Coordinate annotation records
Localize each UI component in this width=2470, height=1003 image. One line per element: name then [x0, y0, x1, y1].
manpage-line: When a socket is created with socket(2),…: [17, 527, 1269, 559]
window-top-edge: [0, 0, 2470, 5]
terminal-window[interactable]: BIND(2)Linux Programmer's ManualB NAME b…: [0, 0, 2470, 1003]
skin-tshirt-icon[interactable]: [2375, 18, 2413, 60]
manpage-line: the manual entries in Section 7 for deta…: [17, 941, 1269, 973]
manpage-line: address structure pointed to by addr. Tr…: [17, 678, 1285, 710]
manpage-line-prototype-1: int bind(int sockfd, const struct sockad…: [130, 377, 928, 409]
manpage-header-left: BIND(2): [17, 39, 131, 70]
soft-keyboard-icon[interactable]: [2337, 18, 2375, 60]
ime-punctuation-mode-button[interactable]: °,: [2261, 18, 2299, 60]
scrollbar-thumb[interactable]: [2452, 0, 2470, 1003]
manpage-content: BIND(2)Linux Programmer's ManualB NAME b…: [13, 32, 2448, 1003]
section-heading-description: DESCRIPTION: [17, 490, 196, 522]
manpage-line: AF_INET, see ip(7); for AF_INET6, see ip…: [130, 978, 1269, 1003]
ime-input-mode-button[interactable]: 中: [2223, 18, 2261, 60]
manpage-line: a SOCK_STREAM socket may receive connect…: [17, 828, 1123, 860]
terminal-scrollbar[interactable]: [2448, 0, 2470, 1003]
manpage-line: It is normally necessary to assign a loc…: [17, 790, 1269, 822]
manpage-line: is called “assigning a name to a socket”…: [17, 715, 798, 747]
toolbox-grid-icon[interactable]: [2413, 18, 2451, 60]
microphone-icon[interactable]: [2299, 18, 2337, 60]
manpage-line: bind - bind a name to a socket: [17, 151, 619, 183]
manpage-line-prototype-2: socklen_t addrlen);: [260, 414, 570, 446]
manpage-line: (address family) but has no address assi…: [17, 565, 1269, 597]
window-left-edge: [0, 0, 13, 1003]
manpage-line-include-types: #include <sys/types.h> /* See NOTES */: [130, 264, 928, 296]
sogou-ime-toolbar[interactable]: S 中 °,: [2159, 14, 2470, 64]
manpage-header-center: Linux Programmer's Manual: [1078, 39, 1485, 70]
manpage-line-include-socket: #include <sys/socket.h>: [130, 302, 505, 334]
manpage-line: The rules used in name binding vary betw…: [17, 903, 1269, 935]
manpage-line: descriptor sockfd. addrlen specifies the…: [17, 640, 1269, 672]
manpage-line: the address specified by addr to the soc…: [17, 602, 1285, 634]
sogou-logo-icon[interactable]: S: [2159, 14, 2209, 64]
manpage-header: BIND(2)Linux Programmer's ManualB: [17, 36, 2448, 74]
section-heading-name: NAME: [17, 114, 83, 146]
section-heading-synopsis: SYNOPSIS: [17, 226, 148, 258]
==
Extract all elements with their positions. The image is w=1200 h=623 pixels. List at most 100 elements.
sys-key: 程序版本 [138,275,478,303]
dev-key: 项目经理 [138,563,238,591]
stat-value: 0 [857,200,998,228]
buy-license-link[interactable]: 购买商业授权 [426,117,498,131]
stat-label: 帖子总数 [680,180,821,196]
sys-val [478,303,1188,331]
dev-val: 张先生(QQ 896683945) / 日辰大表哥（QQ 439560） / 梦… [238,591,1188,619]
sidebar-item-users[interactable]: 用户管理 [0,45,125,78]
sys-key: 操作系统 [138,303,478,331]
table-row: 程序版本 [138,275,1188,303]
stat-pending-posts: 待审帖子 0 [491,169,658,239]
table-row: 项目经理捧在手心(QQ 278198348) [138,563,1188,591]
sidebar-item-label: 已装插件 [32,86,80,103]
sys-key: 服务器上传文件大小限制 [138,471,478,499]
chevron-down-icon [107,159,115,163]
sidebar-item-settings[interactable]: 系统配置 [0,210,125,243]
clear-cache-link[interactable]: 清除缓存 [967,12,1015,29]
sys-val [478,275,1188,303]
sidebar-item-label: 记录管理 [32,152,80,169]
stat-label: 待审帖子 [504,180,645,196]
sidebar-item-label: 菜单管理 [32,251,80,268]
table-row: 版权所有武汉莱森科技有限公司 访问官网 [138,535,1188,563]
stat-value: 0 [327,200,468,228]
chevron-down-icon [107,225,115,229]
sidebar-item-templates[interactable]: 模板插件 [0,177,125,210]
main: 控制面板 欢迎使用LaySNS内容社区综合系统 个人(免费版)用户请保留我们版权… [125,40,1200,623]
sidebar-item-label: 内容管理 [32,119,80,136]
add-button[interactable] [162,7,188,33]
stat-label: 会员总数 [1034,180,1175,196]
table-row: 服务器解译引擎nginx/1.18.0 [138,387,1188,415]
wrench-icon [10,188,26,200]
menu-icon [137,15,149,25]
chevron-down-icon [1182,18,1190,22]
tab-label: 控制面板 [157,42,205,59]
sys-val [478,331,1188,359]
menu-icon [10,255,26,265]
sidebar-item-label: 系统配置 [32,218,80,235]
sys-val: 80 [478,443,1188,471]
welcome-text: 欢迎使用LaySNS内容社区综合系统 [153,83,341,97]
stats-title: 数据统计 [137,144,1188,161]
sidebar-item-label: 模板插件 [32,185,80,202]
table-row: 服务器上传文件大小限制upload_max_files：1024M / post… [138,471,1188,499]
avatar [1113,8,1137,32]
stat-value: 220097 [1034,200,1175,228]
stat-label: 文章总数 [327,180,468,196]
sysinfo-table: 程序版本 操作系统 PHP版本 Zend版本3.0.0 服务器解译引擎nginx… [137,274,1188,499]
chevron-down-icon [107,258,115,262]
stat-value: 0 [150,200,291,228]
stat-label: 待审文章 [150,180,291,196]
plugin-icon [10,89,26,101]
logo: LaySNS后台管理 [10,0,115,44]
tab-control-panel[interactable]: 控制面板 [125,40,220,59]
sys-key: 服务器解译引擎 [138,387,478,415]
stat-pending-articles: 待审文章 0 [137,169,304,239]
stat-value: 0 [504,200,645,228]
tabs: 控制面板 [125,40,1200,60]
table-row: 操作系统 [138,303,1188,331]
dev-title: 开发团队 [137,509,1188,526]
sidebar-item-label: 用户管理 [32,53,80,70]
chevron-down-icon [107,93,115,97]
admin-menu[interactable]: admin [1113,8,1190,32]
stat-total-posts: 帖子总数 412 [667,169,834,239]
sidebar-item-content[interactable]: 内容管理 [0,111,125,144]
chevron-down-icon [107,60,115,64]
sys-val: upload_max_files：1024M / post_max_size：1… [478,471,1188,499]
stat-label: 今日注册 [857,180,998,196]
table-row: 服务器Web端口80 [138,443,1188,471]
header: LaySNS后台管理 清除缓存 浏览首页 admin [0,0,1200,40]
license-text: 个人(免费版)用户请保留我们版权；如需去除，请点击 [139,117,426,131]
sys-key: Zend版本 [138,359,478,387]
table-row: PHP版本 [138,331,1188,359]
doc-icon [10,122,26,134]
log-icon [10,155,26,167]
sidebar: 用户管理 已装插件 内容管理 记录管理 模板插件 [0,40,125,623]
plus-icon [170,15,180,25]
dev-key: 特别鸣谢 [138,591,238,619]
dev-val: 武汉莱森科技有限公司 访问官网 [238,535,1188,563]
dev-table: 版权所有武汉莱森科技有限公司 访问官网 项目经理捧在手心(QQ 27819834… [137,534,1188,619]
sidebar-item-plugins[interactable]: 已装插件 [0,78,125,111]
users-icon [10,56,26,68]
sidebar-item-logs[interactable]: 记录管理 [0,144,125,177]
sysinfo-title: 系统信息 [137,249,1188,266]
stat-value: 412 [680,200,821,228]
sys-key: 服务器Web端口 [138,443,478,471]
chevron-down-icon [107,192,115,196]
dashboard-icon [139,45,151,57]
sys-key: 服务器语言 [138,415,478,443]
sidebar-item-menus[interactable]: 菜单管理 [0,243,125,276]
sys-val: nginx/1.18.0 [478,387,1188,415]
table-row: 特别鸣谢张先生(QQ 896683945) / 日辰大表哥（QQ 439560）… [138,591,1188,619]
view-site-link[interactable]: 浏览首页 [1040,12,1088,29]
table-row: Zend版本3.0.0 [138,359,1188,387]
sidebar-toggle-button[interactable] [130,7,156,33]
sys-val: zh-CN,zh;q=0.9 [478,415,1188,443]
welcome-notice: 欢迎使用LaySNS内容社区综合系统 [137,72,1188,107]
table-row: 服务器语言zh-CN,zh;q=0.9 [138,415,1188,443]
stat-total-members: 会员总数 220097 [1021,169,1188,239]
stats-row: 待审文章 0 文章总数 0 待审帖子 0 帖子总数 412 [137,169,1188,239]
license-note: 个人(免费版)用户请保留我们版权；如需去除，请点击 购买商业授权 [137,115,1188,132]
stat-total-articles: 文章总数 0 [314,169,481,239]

EXERCISE REQUIREMENTS ▸ Copy out the data beginning at the line that has "Extract all elements" and stopping after the line that has "tab-control-panel[interactable]: 控制面板 [125,40,220,59]", changing every "chevron-down-icon" to "caret-down-icon" and leaving everything else unchanged.

PROBLEM SOLUTION ▸
Extract all elements with their positions. The image is w=1200 h=623 pixels. List at most 100 elements.
sys-key: 程序版本 [138,275,478,303]
dev-key: 项目经理 [138,563,238,591]
stat-value: 0 [857,200,998,228]
buy-license-link[interactable]: 购买商业授权 [426,117,498,131]
stat-label: 帖子总数 [680,180,821,196]
sys-val [478,303,1188,331]
dev-val: 张先生(QQ 896683945) / 日辰大表哥（QQ 439560） / 梦… [238,591,1188,619]
sidebar-item-users[interactable]: 用户管理 [0,45,125,78]
sys-key: 操作系统 [138,303,478,331]
table-row: 程序版本 [138,275,1188,303]
stat-pending-posts: 待审帖子 0 [491,169,658,239]
table-row: 项目经理捧在手心(QQ 278198348) [138,563,1188,591]
sidebar-item-label: 已装插件 [32,86,80,103]
sys-key: 服务器上传文件大小限制 [138,471,478,499]
caret-down-icon [107,159,115,163]
sidebar-item-settings[interactable]: 系统配置 [0,210,125,243]
clear-cache-link[interactable]: 清除缓存 [967,12,1015,29]
sys-val [478,275,1188,303]
sidebar-item-label: 记录管理 [32,152,80,169]
stat-label: 待审帖子 [504,180,645,196]
sidebar-item-label: 菜单管理 [32,251,80,268]
table-row: 版权所有武汉莱森科技有限公司 访问官网 [138,535,1188,563]
stat-value: 0 [327,200,468,228]
caret-down-icon [107,225,115,229]
sidebar-item-templates[interactable]: 模板插件 [0,177,125,210]
main: 控制面板 欢迎使用LaySNS内容社区综合系统 个人(免费版)用户请保留我们版权… [125,40,1200,623]
sidebar-item-label: 内容管理 [32,119,80,136]
add-button[interactable] [162,7,188,33]
stat-label: 会员总数 [1034,180,1175,196]
table-row: 服务器解译引擎nginx/1.18.0 [138,387,1188,415]
wrench-icon [10,188,26,200]
menu-icon [137,15,149,25]
caret-down-icon [1182,18,1190,22]
tab-label: 控制面板 [157,42,205,59]
sys-val [478,331,1188,359]
menu-icon [10,255,26,265]
sidebar-item-label: 系统配置 [32,218,80,235]
sys-val: 80 [478,443,1188,471]
welcome-text: 欢迎使用LaySNS内容社区综合系统 [153,83,341,97]
stats-title: 数据统计 [137,144,1188,161]
sidebar-item-label: 模板插件 [32,185,80,202]
table-row: 服务器上传文件大小限制upload_max_files：1024M / post… [138,471,1188,499]
avatar [1113,8,1137,32]
stat-value: 220097 [1034,200,1175,228]
stat-label: 文章总数 [327,180,468,196]
sysinfo-table: 程序版本 操作系统 PHP版本 Zend版本3.0.0 服务器解译引擎nginx… [137,274,1188,499]
caret-down-icon [107,258,115,262]
stat-value: 0 [150,200,291,228]
stat-label: 待审文章 [150,180,291,196]
plugin-icon [10,89,26,101]
logo: LaySNS后台管理 [10,0,115,44]
tab-control-panel[interactable]: 控制面板 [125,40,220,59]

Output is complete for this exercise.